_Stated task:_
Gather all lines in the entries that include the word "foydalanishni".

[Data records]

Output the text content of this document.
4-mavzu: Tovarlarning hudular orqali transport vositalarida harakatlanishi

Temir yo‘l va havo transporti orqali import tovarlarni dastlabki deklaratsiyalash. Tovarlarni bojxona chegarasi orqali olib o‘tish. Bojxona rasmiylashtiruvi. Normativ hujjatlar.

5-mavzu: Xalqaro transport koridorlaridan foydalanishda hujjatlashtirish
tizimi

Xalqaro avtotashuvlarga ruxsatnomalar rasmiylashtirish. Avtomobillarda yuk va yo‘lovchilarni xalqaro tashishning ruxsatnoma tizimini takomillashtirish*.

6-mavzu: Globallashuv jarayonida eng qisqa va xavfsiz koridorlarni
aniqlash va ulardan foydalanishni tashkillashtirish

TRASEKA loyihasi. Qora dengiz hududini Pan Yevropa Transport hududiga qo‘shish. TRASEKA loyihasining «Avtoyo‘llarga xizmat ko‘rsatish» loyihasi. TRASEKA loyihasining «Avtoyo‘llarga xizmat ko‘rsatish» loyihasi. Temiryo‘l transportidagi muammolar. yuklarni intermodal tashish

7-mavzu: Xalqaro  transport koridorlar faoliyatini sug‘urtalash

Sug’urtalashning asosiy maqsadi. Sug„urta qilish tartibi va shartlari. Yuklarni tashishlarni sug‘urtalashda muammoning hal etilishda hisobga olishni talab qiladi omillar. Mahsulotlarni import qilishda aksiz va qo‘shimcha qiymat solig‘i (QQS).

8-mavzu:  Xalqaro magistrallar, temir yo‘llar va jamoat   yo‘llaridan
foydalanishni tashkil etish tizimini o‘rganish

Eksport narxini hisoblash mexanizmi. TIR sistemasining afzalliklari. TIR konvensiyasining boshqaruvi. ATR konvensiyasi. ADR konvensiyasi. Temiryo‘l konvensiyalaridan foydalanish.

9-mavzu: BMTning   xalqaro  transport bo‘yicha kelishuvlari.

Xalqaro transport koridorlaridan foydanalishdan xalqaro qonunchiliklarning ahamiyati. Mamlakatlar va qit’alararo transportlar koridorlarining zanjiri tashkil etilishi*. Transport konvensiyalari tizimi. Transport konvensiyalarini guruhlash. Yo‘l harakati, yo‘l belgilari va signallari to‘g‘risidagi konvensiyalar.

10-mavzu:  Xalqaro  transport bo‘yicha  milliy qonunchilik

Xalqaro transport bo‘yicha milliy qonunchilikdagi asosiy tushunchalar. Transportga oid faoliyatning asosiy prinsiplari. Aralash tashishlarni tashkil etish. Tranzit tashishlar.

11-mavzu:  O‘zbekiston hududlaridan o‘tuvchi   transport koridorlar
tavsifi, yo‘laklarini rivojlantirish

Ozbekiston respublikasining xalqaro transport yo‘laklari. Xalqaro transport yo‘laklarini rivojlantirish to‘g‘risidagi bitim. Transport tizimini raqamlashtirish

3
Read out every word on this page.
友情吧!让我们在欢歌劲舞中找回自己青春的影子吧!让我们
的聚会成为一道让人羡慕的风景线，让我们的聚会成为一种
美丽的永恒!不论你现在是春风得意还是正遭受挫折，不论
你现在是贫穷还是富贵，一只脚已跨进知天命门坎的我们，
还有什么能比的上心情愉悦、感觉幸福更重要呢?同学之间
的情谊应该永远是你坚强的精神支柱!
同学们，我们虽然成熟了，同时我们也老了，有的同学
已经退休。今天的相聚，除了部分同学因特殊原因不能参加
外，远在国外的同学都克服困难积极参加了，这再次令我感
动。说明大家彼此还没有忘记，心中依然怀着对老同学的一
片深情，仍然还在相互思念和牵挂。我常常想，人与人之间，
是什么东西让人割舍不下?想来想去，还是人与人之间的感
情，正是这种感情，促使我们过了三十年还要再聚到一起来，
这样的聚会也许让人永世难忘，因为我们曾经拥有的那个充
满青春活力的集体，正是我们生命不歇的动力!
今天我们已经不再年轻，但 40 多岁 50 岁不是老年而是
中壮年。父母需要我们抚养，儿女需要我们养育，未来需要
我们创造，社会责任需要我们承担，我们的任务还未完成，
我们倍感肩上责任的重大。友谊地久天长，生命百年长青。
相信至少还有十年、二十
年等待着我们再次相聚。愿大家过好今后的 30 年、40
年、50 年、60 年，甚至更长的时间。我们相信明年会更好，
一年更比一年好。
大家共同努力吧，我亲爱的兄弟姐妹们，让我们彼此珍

_Finished answer:_
aniqlash va ulardan foydalanishni tashkillashtirish
foydalanishni tashkil etish tizimini o‘rganish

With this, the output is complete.